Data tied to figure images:
━━━━━━━━━━━━━━━━━━━━━━━━━━━━━━
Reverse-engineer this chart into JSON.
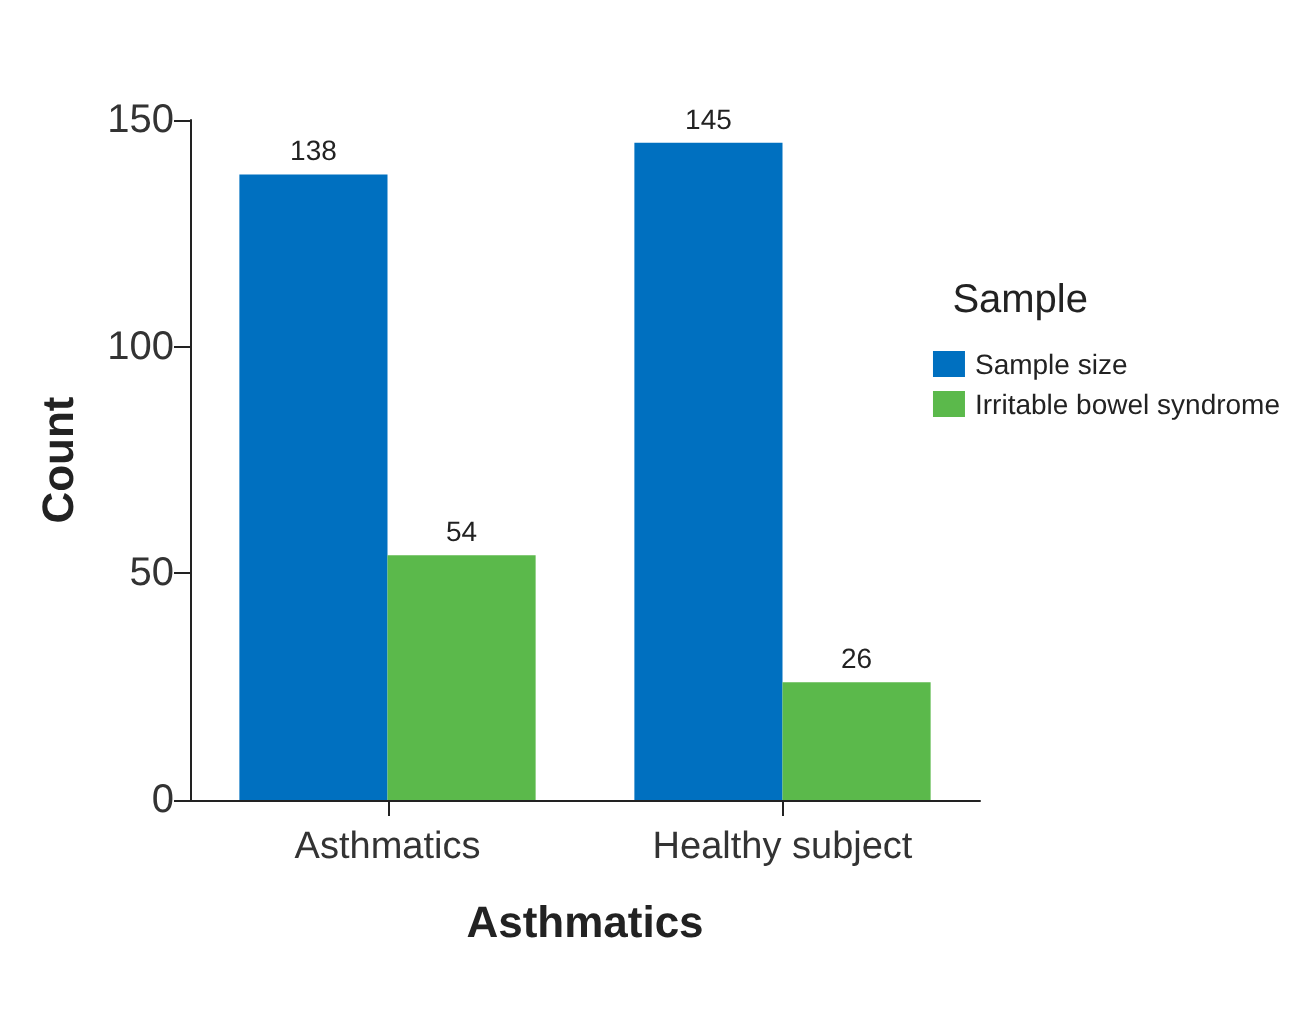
{
  "chart_data": {
    "type": "bar",
    "xlabel": "Asthmatics",
    "ylabel": "Count",
    "legend_title": "Sample",
    "categories": [
      "Asthmatics",
      "Healthy subject"
    ],
    "series": [
      {
        "name": "Sample size",
        "color": "#0070c0",
        "values": [
          138,
          145
        ]
      },
      {
        "name": "Irritable bowel syndrome",
        "color": "#5bb94b",
        "values": [
          54,
          26
        ]
      }
    ],
    "ylim": [
      0,
      150
    ],
    "yticks": [
      0,
      50,
      100,
      150
    ],
    "grid": false,
    "legend": "right",
    "data_labels": true
  }
}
━━━━━━━━━━━━━━━━━━━━━━━━━━━━━━
## Written request
Skipping the pictures, transcribe each line above exactly as it appears.

## Answer for the task
Reverse-engineer this chart into JSON.
{
  "chart_data": {
    "type": "bar",
    "xlabel": "Asthmatics",
    "ylabel": "Count",
    "legend_title": "Sample",
    "categories": [
      "Asthmatics",
      "Healthy subject"
    ],
    "series": [
      {
        "name": "Sample size",
        "color": "#0070c0",
        "values": [
          138,
          145
        ]
      },
      {
        "name": "Irritable bowel syndrome",
        "color": "#5bb94b",
        "values": [
          54,
          26
        ]
      }
    ],
    "ylim": [
      0,
      150
    ],
    "yticks": [
      0,
      50,
      100,
      150
    ],
    "grid": false,
    "legend": "right",
    "data_labels": true
  }
}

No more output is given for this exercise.